- **REQUIREMENTS**
Copy out each line of the data that holds the word "Read".

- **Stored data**
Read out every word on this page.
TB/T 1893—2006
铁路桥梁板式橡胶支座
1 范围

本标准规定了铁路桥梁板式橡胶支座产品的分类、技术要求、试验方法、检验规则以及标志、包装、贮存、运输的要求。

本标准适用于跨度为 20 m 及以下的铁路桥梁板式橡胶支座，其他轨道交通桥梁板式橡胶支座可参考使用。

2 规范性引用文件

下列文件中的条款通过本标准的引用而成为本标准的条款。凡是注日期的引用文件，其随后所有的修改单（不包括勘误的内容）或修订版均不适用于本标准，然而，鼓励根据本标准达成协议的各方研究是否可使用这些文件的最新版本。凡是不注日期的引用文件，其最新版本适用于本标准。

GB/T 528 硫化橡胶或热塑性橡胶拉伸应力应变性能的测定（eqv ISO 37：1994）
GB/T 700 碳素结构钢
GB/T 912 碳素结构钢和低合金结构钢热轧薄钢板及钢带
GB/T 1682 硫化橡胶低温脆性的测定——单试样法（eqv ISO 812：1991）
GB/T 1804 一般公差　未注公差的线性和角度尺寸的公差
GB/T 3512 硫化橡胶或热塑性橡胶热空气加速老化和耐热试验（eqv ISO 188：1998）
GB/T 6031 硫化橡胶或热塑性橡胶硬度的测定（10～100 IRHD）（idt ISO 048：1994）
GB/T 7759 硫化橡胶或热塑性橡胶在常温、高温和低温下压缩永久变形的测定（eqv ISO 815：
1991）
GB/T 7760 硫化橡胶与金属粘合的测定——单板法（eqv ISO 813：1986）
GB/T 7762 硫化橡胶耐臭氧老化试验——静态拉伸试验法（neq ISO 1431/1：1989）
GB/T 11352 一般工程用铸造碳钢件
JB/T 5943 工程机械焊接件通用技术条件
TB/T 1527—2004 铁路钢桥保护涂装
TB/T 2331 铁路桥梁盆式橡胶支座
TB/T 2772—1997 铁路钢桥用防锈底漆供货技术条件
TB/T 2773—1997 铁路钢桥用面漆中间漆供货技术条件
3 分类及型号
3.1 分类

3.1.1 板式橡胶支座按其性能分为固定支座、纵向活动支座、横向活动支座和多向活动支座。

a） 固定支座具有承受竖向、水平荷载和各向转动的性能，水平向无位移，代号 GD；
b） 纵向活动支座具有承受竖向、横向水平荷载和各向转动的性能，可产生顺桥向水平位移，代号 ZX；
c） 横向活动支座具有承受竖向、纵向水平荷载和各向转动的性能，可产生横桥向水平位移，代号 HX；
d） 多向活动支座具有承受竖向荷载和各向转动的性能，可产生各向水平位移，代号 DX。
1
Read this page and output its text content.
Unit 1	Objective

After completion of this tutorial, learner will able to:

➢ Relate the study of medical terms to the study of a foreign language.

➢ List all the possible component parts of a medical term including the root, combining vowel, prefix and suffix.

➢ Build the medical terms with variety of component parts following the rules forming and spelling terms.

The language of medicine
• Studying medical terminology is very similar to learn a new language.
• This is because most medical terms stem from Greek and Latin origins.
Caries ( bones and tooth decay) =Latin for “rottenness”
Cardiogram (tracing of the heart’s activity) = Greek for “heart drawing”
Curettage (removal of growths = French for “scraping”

- **FULL RESPONSE**
Read out every word on this page.
Read this page and output its text content.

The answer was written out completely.